Problem: The entries are to be returned exactly, with images left out.

Extracted information:
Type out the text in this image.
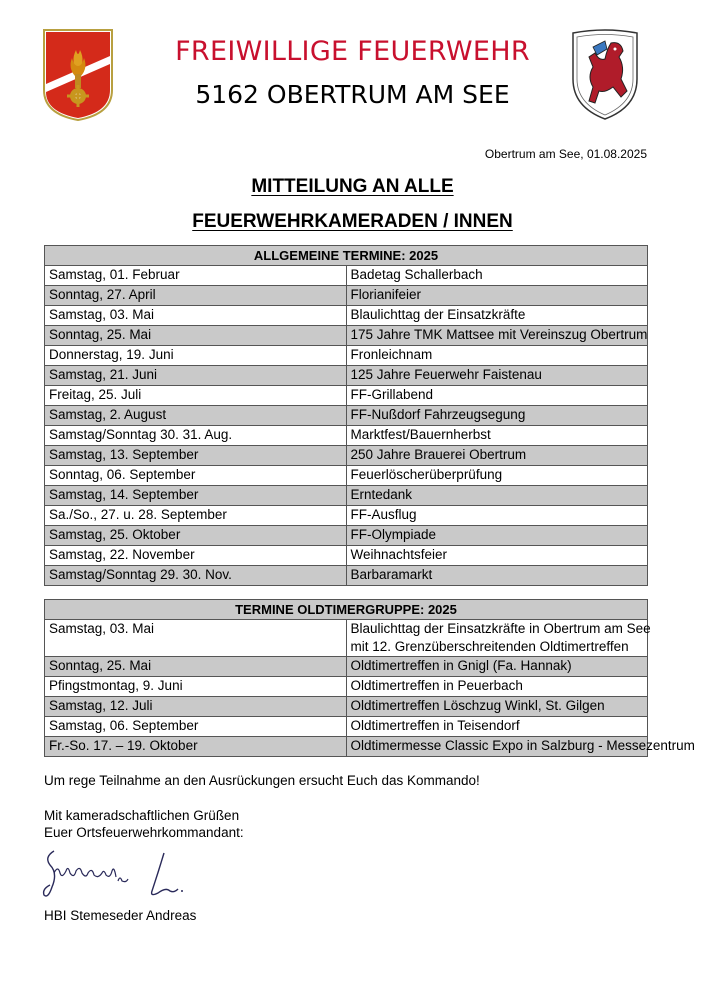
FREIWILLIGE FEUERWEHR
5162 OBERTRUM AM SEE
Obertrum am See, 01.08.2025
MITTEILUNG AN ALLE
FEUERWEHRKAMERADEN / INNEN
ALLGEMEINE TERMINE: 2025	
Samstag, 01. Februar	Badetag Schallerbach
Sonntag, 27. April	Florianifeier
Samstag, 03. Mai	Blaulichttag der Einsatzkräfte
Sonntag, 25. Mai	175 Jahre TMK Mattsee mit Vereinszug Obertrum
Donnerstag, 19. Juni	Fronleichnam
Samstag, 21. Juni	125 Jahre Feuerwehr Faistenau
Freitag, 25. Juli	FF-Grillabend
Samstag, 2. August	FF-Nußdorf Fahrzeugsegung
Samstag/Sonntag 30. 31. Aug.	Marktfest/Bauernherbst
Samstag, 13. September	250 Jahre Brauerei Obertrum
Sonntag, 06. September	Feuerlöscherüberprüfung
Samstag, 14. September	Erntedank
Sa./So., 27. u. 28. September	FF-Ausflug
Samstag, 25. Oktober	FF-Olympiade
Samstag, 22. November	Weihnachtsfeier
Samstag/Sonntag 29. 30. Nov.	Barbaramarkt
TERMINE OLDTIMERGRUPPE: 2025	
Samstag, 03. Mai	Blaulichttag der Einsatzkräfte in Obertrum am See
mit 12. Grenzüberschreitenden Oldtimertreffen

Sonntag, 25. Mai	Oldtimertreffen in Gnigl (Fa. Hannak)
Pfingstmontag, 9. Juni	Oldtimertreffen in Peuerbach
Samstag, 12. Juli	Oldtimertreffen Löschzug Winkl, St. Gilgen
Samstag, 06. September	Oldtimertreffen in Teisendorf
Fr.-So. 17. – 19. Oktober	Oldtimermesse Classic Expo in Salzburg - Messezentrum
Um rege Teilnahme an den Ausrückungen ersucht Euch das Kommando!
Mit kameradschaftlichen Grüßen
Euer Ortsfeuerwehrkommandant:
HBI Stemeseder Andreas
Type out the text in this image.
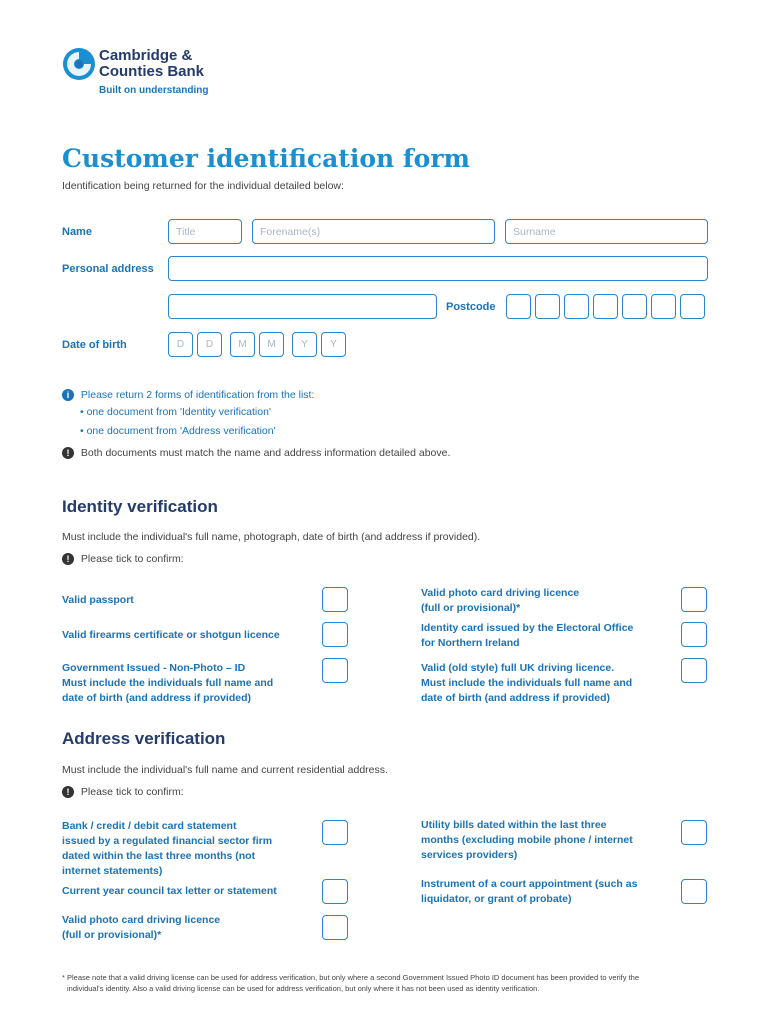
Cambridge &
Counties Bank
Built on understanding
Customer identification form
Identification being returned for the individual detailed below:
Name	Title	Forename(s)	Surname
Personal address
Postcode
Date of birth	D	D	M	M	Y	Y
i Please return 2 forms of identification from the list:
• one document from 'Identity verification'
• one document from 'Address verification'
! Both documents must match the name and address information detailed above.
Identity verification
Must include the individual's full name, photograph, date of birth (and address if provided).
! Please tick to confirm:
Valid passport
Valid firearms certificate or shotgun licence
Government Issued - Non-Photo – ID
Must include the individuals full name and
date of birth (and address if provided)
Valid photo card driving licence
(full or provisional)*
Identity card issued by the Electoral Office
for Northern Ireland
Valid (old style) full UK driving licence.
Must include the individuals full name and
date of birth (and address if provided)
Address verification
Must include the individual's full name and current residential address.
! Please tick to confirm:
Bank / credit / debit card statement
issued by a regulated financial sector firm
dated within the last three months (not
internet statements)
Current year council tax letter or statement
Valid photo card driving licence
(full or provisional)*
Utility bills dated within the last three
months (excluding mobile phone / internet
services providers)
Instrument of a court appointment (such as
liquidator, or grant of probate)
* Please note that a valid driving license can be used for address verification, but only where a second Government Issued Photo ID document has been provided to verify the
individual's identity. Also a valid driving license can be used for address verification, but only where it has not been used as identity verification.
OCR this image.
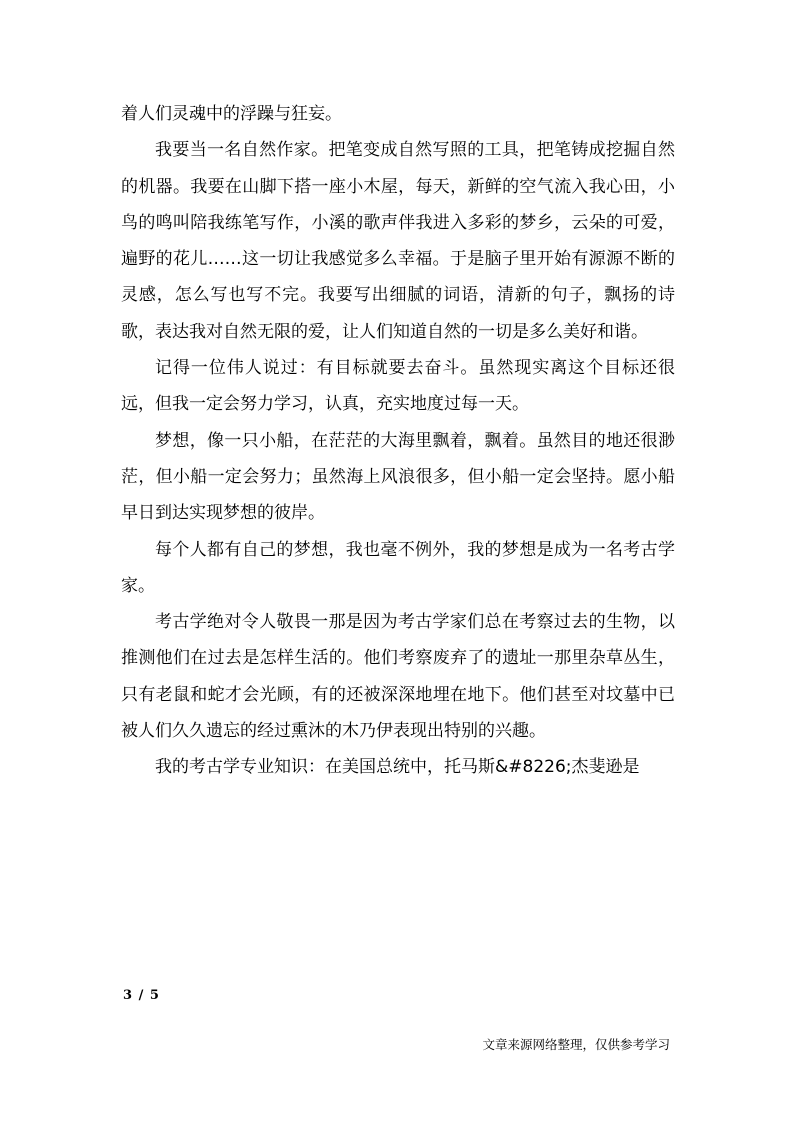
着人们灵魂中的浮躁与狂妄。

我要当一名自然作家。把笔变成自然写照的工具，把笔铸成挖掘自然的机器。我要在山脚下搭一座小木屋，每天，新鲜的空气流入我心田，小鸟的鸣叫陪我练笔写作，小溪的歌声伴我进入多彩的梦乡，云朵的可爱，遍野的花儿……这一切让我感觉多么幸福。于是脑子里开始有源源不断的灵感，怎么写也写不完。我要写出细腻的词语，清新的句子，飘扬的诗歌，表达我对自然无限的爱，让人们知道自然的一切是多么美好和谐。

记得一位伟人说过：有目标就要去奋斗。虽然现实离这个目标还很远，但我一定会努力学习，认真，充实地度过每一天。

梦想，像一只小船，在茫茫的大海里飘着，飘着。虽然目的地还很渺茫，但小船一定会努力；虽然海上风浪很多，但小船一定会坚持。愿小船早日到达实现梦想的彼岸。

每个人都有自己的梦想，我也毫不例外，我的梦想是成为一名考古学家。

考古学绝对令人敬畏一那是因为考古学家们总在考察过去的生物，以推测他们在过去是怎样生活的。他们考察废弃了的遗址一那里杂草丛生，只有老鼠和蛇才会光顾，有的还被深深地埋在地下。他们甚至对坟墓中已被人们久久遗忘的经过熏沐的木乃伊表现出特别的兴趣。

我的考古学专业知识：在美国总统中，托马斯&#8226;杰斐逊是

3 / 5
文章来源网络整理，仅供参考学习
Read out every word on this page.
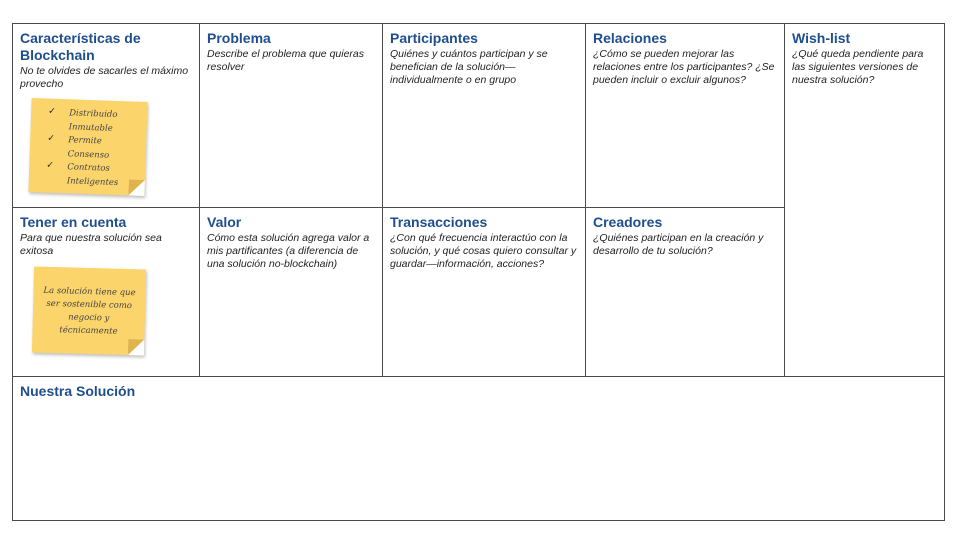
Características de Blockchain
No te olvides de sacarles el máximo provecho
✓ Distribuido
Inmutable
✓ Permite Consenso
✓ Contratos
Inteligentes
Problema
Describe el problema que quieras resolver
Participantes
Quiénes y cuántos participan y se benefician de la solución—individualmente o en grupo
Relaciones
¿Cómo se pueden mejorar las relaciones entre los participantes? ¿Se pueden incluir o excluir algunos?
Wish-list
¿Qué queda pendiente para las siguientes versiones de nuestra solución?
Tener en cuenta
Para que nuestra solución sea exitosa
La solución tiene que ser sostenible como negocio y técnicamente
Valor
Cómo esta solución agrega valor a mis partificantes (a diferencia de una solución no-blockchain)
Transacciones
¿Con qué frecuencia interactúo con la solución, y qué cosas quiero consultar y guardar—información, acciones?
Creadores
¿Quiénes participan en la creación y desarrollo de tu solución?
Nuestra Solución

Written reply:
Type out the text in this image.
FREIWILLIGE FEUERWEHR
5162 OBERTRUM AM SEE
Obertrum am See, 01.08.2025
MITTEILUNG AN ALLE
FEUERWEHRKAMERADEN / INNEN
ALLGEMEINE TERMINE: 2025	
Samstag, 01. Februar	Badetag Schallerbach
Sonntag, 27. April	Florianifeier
Samstag, 03. Mai	Blaulichttag der Einsatzkräfte
Sonntag, 25. Mai	175 Jahre TMK Mattsee mit Vereinszug Obertrum
Donnerstag, 19. Juni	Fronleichnam
Samstag, 21. Juni	125 Jahre Feuerwehr Faistenau
Freitag, 25. Juli	FF-Grillabend
Samstag, 2. August	FF-Nußdorf Fahrzeugsegung
Samstag/Sonntag 30. 31. Aug.	Marktfest/Bauernherbst
Samstag, 13. September	250 Jahre Brauerei Obertrum
Sonntag, 06. September	Feuerlöscherüberprüfung
Samstag, 14. September	Erntedank
Sa./So., 27. u. 28. September	FF-Ausflug
Samstag, 25. Oktober	FF-Olympiade
Samstag, 22. November	Weihnachtsfeier
Samstag/Sonntag 29. 30. Nov.	Barbaramarkt
TERMINE OLDTIMERGRUPPE: 2025	
Samstag, 03. Mai	Blaulichttag der Einsatzkräfte in Obertrum am See
mit 12. Grenzüberschreitenden Oldtimertreffen

Sonntag, 25. Mai	Oldtimertreffen in Gnigl (Fa. Hannak)
Pfingstmontag, 9. Juni	Oldtimertreffen in Peuerbach
Samstag, 12. Juli	Oldtimertreffen Löschzug Winkl, St. Gilgen
Samstag, 06. September	Oldtimertreffen in Teisendorf
Fr.-So. 17. – 19. Oktober	Oldtimermesse Classic Expo in Salzburg - Messezentrum
Um rege Teilnahme an den Ausrückungen ersucht Euch das Kommando!
Mit kameradschaftlichen Grüßen
Euer Ortsfeuerwehrkommandant:
HBI Stemeseder Andreas
Type out the text in this image.
Cambridge &
Counties Bank
Built on understanding
Customer identification form
Identification being returned for the individual detailed below:
Name	Title	Forename(s)	Surname
Personal address
Postcode
Date of birth	D	D	M	M	Y	Y
i Please return 2 forms of identification from the list:
• one document from 'Identity verification'
• one document from 'Address verification'
! Both documents must match the name and address information detailed above.
Identity verification
Must include the individual's full name, photograph, date of birth (and address if provided).
! Please tick to confirm:
Valid passport
Valid firearms certificate or shotgun licence
Government Issued - Non-Photo – ID
Must include the individuals full name and
date of birth (and address if provided)
Valid photo card driving licence
(full or provisional)*
Identity card issued by the Electoral Office
for Northern Ireland
Valid (old style) full UK driving licence.
Must include the individuals full name and
date of birth (and address if provided)
Address verification
Must include the individual's full name and current residential address.
! Please tick to confirm:
Bank / credit / debit card statement
issued by a regulated financial sector firm
dated within the last three months (not
internet statements)
Current year council tax letter or statement
Valid photo card driving licence
(full or provisional)*
Utility bills dated within the last three
months (excluding mobile phone / internet
services providers)
Instrument of a court appointment (such as
liquidator, or grant of probate)
* Please note that a valid driving license can be used for address verification, but only where a second Government Issued Photo ID document has been provided to verify the
individual's identity. Also a valid driving license can be used for address verification, but only where it has not been used as identity verification.
OCR this image.
着人们灵魂中的浮躁与狂妄。

我要当一名自然作家。把笔变成自然写照的工具，把笔铸成挖掘自然的机器。我要在山脚下搭一座小木屋，每天，新鲜的空气流入我心田，小鸟的鸣叫陪我练笔写作，小溪的歌声伴我进入多彩的梦乡，云朵的可爱，遍野的花儿……这一切让我感觉多么幸福。于是脑子里开始有源源不断的灵感，怎么写也写不完。我要写出细腻的词语，清新的句子，飘扬的诗歌，表达我对自然无限的爱，让人们知道自然的一切是多么美好和谐。

记得一位伟人说过：有目标就要去奋斗。虽然现实离这个目标还很远，但我一定会努力学习，认真，充实地度过每一天。

梦想，像一只小船，在茫茫的大海里飘着，飘着。虽然目的地还很渺茫，但小船一定会努力；虽然海上风浪很多，但小船一定会坚持。愿小船早日到达实现梦想的彼岸。

每个人都有自己的梦想，我也毫不例外，我的梦想是成为一名考古学家。

考古学绝对令人敬畏一那是因为考古学家们总在考察过去的生物，以推测他们在过去是怎样生活的。他们考察废弃了的遗址一那里杂草丛生，只有老鼠和蛇才会光顾，有的还被深深地埋在地下。他们甚至对坟墓中已被人们久久遗忘的经过熏沐的木乃伊表现出特别的兴趣。

我的考古学专业知识：在美国总统中，托马斯&#8226;杰斐逊是

3 / 5
文章来源网络整理，仅供参考学习
Read out every word on this page.
Características de Blockchain
No te olvides de sacarles el máximo provecho
✓ Distribuido
Inmutable
✓ Permite Consenso
✓ Contratos
Inteligentes
Problema
Describe el problema que quieras resolver
Participantes
Quiénes y cuántos participan y se benefician de la solución—individualmente o en grupo
Relaciones
¿Cómo se pueden mejorar las relaciones entre los participantes? ¿Se pueden incluir o excluir algunos?
Wish-list
¿Qué queda pendiente para las siguientes versiones de nuestra solución?
Tener en cuenta
Para que nuestra solución sea exitosa
La solución tiene que ser sostenible como negocio y técnicamente
Valor
Cómo esta solución agrega valor a mis partificantes (a diferencia de una solución no-blockchain)
Transacciones
¿Con qué frecuencia interactúo con la solución, y qué cosas quiero consultar y guardar—información, acciones?
Creadores
¿Quiénes participan en la creación y desarrollo de tu solución?
Nuestra Solución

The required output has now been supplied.